Report, as a bare number, how many lines contain the string "this".

====

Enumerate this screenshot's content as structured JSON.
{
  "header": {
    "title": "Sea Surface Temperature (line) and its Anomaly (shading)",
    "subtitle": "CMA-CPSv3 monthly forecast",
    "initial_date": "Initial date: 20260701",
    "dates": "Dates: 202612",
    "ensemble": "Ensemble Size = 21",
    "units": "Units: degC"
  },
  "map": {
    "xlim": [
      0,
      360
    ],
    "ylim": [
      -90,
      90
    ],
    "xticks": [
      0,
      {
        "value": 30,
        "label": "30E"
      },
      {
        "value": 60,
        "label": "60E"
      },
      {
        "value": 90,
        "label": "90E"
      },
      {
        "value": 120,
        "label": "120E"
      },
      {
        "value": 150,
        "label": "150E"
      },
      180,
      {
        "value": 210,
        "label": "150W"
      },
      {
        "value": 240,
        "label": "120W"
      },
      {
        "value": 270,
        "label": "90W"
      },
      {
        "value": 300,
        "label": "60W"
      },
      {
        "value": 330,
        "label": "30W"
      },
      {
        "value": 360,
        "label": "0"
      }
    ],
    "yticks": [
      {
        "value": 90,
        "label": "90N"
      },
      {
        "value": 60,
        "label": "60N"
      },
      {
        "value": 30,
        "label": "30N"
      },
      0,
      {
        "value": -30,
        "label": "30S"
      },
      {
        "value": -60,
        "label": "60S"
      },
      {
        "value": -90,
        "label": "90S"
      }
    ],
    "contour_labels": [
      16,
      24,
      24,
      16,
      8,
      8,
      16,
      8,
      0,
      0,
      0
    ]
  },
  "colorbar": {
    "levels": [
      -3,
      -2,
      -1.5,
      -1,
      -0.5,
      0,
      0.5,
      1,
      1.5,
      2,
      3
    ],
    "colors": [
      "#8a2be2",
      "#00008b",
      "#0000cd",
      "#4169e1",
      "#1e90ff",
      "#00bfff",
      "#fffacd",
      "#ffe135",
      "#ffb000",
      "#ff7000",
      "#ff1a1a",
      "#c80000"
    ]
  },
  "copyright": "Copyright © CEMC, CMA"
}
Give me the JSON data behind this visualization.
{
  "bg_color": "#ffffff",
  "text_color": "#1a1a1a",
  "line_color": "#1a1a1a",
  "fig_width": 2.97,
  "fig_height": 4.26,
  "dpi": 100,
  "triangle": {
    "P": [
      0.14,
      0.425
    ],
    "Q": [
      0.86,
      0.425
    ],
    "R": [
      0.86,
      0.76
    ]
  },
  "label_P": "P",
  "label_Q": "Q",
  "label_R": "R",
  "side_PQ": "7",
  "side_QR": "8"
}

====

__EXERCISE SOLUTION__
2